## Exercise aim
Determine the number of lines that have the string "Rate" in them, and give only that number.

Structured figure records
━━━

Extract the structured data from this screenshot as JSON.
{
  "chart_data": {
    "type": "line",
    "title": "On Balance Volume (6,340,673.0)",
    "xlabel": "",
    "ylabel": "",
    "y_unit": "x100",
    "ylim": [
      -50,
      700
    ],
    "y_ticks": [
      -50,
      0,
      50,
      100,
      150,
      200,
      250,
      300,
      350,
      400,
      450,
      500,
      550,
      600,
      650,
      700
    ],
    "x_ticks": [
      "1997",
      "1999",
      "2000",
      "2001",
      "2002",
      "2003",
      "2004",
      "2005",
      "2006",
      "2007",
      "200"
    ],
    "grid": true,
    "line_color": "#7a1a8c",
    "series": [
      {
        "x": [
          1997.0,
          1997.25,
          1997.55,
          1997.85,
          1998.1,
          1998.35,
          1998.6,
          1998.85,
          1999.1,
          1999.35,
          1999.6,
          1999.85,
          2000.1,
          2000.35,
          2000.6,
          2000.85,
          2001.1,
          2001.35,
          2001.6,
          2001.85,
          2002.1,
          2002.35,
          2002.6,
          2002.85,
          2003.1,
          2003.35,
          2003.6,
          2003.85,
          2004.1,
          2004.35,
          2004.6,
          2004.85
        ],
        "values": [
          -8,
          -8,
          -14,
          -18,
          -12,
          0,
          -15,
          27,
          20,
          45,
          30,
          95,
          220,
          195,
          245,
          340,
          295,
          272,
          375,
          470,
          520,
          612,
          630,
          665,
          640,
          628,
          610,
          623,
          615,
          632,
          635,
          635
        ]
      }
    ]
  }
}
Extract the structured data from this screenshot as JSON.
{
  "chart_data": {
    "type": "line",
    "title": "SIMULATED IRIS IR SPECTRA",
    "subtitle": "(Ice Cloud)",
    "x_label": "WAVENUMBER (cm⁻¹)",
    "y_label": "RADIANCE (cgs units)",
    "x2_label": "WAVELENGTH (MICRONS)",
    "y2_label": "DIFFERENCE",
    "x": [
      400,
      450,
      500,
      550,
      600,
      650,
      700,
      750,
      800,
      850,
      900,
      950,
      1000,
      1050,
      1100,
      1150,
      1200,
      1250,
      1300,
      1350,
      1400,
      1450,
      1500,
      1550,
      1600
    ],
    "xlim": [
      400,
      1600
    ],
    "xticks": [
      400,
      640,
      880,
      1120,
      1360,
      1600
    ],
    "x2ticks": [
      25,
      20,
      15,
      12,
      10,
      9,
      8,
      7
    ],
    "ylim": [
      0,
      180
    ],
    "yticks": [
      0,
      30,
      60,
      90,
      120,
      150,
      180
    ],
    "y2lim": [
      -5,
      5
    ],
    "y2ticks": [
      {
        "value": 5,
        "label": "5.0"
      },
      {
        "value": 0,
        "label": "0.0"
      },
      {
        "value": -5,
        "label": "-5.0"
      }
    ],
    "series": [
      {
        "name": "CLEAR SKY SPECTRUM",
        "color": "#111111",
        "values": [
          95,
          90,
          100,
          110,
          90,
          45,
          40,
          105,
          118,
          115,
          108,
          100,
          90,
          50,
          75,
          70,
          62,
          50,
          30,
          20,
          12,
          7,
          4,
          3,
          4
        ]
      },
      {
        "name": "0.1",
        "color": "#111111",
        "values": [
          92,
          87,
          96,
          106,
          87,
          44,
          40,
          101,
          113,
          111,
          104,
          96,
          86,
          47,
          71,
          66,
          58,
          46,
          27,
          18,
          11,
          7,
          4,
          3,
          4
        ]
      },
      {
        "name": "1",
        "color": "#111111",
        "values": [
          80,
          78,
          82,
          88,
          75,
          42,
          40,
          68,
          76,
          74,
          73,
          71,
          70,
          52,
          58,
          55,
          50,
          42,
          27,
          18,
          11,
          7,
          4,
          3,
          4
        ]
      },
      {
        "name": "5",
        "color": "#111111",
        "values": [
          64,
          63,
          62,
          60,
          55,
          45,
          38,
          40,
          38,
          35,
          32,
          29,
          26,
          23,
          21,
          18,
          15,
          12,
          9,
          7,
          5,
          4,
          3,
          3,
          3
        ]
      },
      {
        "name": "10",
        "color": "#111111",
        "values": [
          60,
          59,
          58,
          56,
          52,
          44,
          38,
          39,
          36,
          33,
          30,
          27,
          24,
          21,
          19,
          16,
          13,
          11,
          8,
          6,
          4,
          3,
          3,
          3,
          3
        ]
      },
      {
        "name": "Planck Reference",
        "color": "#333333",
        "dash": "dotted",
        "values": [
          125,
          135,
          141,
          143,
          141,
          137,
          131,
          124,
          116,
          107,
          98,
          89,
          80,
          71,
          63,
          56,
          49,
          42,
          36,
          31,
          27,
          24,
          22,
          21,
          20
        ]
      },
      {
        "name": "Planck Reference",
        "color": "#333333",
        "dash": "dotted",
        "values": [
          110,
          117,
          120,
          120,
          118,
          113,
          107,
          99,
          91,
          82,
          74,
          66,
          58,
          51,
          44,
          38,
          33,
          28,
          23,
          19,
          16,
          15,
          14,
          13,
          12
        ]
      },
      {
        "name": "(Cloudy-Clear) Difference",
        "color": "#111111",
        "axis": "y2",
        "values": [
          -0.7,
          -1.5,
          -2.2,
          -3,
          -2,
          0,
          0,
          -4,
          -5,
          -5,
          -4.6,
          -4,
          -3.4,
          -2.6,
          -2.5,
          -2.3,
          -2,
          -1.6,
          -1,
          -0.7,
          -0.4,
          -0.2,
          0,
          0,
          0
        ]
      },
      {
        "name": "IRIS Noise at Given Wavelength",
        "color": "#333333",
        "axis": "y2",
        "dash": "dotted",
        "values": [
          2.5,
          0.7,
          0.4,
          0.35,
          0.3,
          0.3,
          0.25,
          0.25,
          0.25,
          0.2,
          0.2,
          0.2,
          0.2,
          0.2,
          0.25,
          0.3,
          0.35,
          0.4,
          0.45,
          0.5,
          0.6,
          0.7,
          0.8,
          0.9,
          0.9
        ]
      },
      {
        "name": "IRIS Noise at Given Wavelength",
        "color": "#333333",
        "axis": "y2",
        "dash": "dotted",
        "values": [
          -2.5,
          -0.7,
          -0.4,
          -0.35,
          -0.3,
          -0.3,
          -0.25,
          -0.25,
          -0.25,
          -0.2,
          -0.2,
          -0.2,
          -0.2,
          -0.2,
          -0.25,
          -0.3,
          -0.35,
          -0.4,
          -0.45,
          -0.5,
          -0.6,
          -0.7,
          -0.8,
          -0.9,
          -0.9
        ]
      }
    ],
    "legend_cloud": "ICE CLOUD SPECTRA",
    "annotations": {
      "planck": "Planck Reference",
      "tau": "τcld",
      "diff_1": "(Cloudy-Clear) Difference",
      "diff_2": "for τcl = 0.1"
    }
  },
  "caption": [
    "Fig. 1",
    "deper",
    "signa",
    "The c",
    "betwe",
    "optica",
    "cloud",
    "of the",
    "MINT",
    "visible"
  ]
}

━━━

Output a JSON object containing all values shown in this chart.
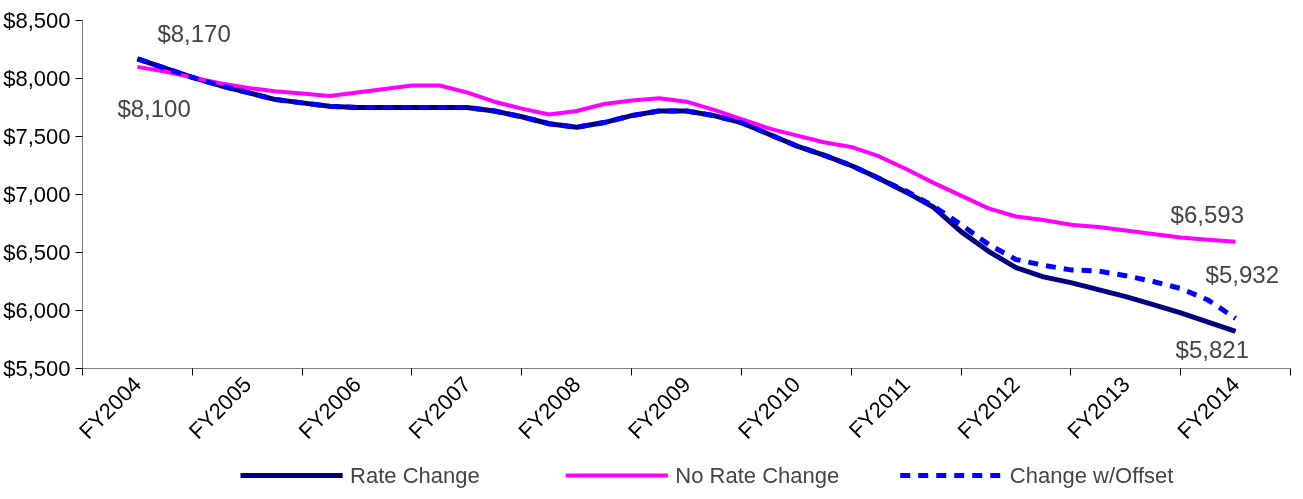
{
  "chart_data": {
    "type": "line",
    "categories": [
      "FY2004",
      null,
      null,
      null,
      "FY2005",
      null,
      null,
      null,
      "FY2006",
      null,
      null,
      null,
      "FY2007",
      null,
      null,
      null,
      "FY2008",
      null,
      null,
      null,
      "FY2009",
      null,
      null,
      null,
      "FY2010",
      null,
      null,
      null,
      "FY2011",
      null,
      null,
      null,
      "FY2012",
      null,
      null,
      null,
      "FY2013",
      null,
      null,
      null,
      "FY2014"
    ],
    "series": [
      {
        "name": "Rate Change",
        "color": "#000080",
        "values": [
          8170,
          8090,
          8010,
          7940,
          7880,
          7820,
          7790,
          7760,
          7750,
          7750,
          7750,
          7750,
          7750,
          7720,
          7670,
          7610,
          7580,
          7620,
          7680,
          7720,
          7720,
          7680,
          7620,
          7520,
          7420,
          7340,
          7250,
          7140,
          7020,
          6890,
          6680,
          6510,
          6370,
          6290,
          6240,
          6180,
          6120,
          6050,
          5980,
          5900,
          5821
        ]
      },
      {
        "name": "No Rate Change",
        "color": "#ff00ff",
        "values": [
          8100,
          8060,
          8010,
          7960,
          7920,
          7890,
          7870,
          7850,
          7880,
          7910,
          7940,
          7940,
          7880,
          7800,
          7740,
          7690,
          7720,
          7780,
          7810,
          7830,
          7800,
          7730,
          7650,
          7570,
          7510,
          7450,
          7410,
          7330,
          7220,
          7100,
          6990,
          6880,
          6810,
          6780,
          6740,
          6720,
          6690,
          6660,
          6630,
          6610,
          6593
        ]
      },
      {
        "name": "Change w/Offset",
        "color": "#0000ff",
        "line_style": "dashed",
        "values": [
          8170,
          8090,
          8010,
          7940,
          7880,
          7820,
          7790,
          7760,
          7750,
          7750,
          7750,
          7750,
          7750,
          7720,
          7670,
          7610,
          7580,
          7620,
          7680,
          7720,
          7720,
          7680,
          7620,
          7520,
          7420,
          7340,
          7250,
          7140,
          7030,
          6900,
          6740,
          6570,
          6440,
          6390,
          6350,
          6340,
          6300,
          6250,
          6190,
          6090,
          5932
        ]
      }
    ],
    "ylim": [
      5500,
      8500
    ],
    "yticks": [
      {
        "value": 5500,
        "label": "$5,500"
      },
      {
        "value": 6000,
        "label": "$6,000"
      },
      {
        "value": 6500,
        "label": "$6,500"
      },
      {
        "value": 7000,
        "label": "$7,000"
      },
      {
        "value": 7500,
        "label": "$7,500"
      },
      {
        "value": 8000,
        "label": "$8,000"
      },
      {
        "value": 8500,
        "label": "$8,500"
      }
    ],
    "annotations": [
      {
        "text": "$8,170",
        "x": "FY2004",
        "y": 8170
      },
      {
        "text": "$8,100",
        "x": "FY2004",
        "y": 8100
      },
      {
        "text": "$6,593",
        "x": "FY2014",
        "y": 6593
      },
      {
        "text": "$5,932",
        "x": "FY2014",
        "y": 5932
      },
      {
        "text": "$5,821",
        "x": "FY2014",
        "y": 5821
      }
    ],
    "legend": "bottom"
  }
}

━━━

## Exercise response
2